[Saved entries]
#####

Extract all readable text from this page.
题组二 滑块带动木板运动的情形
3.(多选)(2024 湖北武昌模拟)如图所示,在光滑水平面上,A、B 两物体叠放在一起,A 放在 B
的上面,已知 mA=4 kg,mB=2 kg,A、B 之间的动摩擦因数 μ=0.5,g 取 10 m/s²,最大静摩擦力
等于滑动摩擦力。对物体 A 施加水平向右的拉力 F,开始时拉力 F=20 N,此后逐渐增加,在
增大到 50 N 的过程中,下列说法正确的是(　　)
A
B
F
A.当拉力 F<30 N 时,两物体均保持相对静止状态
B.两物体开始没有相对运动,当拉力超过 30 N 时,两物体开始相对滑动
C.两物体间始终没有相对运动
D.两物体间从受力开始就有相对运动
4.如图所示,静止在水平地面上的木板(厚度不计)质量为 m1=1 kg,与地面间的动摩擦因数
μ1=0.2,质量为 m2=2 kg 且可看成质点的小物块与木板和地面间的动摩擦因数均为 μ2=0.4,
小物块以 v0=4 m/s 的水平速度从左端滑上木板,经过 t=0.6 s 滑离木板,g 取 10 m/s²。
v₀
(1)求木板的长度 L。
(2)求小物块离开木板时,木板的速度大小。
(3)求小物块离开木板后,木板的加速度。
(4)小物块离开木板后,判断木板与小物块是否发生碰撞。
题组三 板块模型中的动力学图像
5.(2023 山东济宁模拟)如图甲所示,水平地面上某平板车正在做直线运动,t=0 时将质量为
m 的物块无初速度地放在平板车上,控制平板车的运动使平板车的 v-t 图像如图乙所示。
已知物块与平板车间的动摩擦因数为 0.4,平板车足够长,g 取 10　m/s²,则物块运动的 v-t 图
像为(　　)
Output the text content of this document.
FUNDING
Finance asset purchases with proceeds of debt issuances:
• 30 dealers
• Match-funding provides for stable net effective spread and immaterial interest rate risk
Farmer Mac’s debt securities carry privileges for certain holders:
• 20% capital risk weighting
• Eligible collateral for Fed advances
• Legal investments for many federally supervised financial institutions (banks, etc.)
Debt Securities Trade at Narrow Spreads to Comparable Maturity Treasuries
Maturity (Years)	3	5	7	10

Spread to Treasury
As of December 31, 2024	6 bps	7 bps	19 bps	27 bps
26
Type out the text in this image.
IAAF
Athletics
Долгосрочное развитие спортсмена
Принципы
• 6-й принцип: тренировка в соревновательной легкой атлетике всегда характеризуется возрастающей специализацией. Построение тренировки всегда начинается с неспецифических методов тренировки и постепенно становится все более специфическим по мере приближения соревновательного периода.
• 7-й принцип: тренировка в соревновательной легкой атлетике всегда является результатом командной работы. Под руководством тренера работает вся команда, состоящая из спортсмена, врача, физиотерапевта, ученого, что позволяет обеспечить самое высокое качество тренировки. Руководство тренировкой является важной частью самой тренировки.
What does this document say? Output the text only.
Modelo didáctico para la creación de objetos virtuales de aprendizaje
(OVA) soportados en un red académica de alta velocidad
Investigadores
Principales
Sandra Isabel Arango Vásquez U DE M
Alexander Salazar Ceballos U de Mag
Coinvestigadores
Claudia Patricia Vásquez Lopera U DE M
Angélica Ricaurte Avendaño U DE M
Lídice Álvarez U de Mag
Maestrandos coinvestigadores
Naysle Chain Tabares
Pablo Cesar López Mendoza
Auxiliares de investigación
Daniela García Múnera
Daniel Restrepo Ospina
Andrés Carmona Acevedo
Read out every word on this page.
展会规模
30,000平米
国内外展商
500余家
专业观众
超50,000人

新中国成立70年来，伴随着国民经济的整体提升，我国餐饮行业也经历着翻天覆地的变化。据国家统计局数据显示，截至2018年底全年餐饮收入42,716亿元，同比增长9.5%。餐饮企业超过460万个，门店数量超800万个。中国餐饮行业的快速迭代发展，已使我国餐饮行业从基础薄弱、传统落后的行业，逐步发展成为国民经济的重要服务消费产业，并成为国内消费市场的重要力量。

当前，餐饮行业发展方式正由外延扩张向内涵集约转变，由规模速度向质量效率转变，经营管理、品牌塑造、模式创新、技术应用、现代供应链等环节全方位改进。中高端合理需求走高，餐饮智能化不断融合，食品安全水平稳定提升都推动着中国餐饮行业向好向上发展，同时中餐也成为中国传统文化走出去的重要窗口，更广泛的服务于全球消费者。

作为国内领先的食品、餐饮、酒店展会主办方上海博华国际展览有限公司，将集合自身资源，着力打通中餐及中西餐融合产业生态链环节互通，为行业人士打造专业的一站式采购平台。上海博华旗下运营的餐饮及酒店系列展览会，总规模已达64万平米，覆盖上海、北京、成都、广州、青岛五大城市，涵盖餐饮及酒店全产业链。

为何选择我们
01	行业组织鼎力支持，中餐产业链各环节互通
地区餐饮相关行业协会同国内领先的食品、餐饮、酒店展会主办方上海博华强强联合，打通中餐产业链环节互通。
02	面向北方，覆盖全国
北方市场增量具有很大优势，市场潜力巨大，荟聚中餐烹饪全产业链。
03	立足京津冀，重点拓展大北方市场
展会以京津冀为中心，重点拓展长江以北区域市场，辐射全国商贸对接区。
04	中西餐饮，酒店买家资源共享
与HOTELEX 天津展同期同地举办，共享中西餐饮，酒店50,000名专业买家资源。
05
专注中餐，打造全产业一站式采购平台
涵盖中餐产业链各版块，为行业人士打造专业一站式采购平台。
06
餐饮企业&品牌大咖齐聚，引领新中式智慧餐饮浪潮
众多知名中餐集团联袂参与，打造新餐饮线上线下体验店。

#####

Problem details:
Reproduce the records in full, exactly as written.

Task answer:
Extract all readable text from this page.
题组二 滑块带动木板运动的情形
3.(多选)(2024 湖北武昌模拟)如图所示,在光滑水平面上,A、B 两物体叠放在一起,A 放在 B
的上面,已知 mA=4 kg,mB=2 kg,A、B 之间的动摩擦因数 μ=0.5,g 取 10 m/s²,最大静摩擦力
等于滑动摩擦力。对物体 A 施加水平向右的拉力 F,开始时拉力 F=20 N,此后逐渐增加,在
增大到 50 N 的过程中,下列说法正确的是(　　)
A
B
F
A.当拉力 F<30 N 时,两物体均保持相对静止状态
B.两物体开始没有相对运动,当拉力超过 30 N 时,两物体开始相对滑动
C.两物体间始终没有相对运动
D.两物体间从受力开始就有相对运动
4.如图所示,静止在水平地面上的木板(厚度不计)质量为 m1=1 kg,与地面间的动摩擦因数
μ1=0.2,质量为 m2=2 kg 且可看成质点的小物块与木板和地面间的动摩擦因数均为 μ2=0.4,
小物块以 v0=4 m/s 的水平速度从左端滑上木板,经过 t=0.6 s 滑离木板,g 取 10 m/s²。
v₀
(1)求木板的长度 L。
(2)求小物块离开木板时,木板的速度大小。
(3)求小物块离开木板后,木板的加速度。
(4)小物块离开木板后,判断木板与小物块是否发生碰撞。
题组三 板块模型中的动力学图像
5.(2023 山东济宁模拟)如图甲所示,水平地面上某平板车正在做直线运动,t=0 时将质量为
m 的物块无初速度地放在平板车上,控制平板车的运动使平板车的 v-t 图像如图乙所示。
已知物块与平板车间的动摩擦因数为 0.4,平板车足够长,g 取 10　m/s²,则物块运动的 v-t 图
像为(　　)
Output the text content of this document.
FUNDING
Finance asset purchases with proceeds of debt issuances:
• 30 dealers
• Match-funding provides for stable net effective spread and immaterial interest rate risk
Farmer Mac’s debt securities carry privileges for certain holders:
• 20% capital risk weighting
• Eligible collateral for Fed advances
• Legal investments for many federally supervised financial institutions (banks, etc.)
Debt Securities Trade at Narrow Spreads to Comparable Maturity Treasuries
Maturity (Years)	3	5	7	10

Spread to Treasury
As of December 31, 2024	6 bps	7 bps	19 bps	27 bps
26
Type out the text in this image.
IAAF
Athletics
Долгосрочное развитие спортсмена
Принципы
• 6-й принцип: тренировка в соревновательной легкой атлетике всегда характеризуется возрастающей специализацией. Построение тренировки всегда начинается с неспецифических методов тренировки и постепенно становится все более специфическим по мере приближения соревновательного периода.
• 7-й принцип: тренировка в соревновательной легкой атлетике всегда является результатом командной работы. Под руководством тренера работает вся команда, состоящая из спортсмена, врача, физиотерапевта, ученого, что позволяет обеспечить самое высокое качество тренировки. Руководство тренировкой является важной частью самой тренировки.
What does this document say? Output the text only.
Modelo didáctico para la creación de objetos virtuales de aprendizaje
(OVA) soportados en un red académica de alta velocidad
Investigadores
Principales
Sandra Isabel Arango Vásquez U DE M
Alexander Salazar Ceballos U de Mag
Coinvestigadores
Claudia Patricia Vásquez Lopera U DE M
Angélica Ricaurte Avendaño U DE M
Lídice Álvarez U de Mag
Maestrandos coinvestigadores
Naysle Chain Tabares
Pablo Cesar López Mendoza
Auxiliares de investigación
Daniela García Múnera
Daniel Restrepo Ospina
Andrés Carmona Acevedo
Read out every word on this page.
展会规模
30,000平米
国内外展商
500余家
专业观众
超50,000人

新中国成立70年来，伴随着国民经济的整体提升，我国餐饮行业也经历着翻天覆地的变化。据国家统计局数据显示，截至2018年底全年餐饮收入42,716亿元，同比增长9.5%。餐饮企业超过460万个，门店数量超800万个。中国餐饮行业的快速迭代发展，已使我国餐饮行业从基础薄弱、传统落后的行业，逐步发展成为国民经济的重要服务消费产业，并成为国内消费市场的重要力量。

当前，餐饮行业发展方式正由外延扩张向内涵集约转变，由规模速度向质量效率转变，经营管理、品牌塑造、模式创新、技术应用、现代供应链等环节全方位改进。中高端合理需求走高，餐饮智能化不断融合，食品安全水平稳定提升都推动着中国餐饮行业向好向上发展，同时中餐也成为中国传统文化走出去的重要窗口，更广泛的服务于全球消费者。

作为国内领先的食品、餐饮、酒店展会主办方上海博华国际展览有限公司，将集合自身资源，着力打通中餐及中西餐融合产业生态链环节互通，为行业人士打造专业的一站式采购平台。上海博华旗下运营的餐饮及酒店系列展览会，总规模已达64万平米，覆盖上海、北京、成都、广州、青岛五大城市，涵盖餐饮及酒店全产业链。

为何选择我们
01	行业组织鼎力支持，中餐产业链各环节互通
地区餐饮相关行业协会同国内领先的食品、餐饮、酒店展会主办方上海博华强强联合，打通中餐产业链环节互通。
02	面向北方，覆盖全国
北方市场增量具有很大优势，市场潜力巨大，荟聚中餐烹饪全产业链。
03	立足京津冀，重点拓展大北方市场
展会以京津冀为中心，重点拓展长江以北区域市场，辐射全国商贸对接区。
04	中西餐饮，酒店买家资源共享
与HOTELEX 天津展同期同地举办，共享中西餐饮，酒店50,000名专业买家资源。
05
专注中餐，打造全产业一站式采购平台
涵盖中餐产业链各版块，为行业人士打造专业一站式采购平台。
06
餐饮企业&品牌大咖齐聚，引领新中式智慧餐饮浪潮
众多知名中餐集团联袂参与，打造新餐饮线上线下体验店。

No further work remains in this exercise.